Exercise task: Across all the lines below, how many contain the string "this"? Please reply with the number only.

Dataset extract:
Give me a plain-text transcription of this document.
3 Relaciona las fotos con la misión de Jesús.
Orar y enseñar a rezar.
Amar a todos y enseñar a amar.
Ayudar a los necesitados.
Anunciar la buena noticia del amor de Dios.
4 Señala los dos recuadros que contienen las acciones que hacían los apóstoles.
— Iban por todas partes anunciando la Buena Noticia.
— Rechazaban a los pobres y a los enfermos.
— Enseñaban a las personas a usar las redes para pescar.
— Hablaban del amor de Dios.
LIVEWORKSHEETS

---

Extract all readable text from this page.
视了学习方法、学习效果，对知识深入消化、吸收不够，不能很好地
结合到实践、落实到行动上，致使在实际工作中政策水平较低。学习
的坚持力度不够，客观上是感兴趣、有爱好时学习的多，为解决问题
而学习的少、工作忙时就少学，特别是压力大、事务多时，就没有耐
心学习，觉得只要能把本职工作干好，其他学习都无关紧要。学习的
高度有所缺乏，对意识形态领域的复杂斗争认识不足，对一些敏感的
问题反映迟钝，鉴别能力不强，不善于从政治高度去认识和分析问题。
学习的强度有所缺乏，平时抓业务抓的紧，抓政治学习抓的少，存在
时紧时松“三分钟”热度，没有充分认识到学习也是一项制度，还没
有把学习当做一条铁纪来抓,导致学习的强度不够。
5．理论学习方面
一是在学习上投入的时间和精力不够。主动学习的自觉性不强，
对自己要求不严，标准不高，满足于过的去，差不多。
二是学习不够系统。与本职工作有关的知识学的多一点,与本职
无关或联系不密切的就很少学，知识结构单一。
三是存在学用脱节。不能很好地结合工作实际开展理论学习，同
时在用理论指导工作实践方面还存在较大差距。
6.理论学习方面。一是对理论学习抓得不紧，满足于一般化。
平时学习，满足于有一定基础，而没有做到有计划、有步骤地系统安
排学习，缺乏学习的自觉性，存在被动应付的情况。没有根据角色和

...

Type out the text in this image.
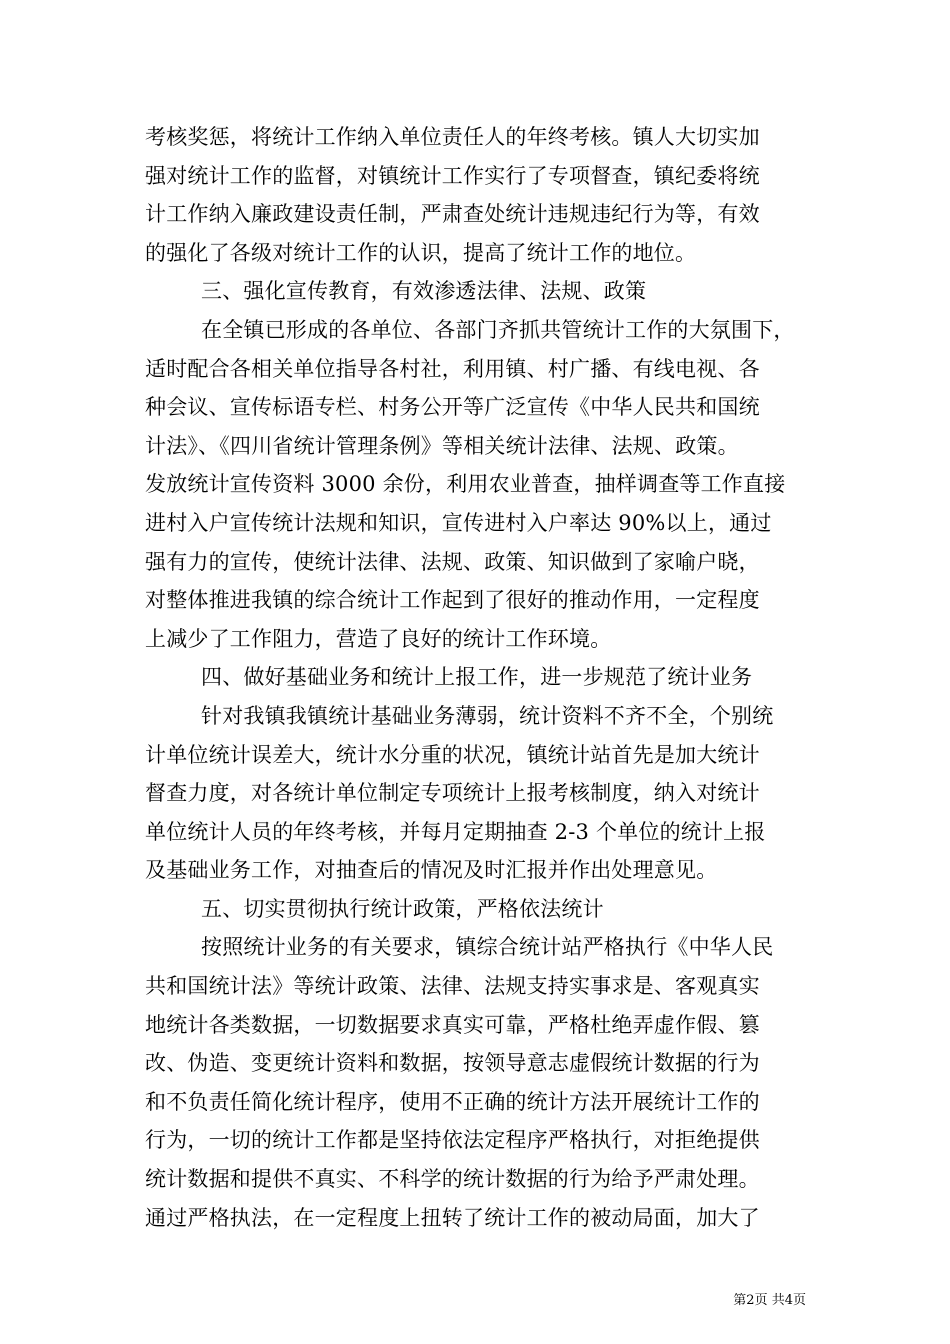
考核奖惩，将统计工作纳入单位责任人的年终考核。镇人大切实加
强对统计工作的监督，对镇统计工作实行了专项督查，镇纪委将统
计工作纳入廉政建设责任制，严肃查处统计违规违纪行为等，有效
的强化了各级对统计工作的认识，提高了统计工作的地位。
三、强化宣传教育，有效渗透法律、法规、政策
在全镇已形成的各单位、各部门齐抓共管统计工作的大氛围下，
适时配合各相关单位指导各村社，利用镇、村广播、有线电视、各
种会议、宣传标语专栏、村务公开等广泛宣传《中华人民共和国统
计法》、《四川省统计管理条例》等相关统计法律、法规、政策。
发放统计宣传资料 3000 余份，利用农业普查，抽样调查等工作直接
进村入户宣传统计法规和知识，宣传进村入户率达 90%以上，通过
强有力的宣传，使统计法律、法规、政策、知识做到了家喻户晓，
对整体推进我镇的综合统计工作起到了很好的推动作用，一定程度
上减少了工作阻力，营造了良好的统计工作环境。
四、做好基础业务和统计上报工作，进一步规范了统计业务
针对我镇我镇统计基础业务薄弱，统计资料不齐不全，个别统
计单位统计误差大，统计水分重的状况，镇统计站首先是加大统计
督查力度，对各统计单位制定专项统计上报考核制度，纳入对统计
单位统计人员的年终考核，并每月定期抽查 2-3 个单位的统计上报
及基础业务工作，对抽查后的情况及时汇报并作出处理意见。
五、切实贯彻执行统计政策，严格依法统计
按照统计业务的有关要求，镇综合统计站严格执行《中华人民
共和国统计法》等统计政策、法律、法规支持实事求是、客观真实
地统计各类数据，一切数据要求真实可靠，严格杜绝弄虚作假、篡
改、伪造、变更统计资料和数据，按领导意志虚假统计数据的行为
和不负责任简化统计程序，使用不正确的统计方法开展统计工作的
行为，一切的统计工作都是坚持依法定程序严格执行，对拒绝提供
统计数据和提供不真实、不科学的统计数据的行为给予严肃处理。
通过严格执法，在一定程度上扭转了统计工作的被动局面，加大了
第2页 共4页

Answer to the task: 3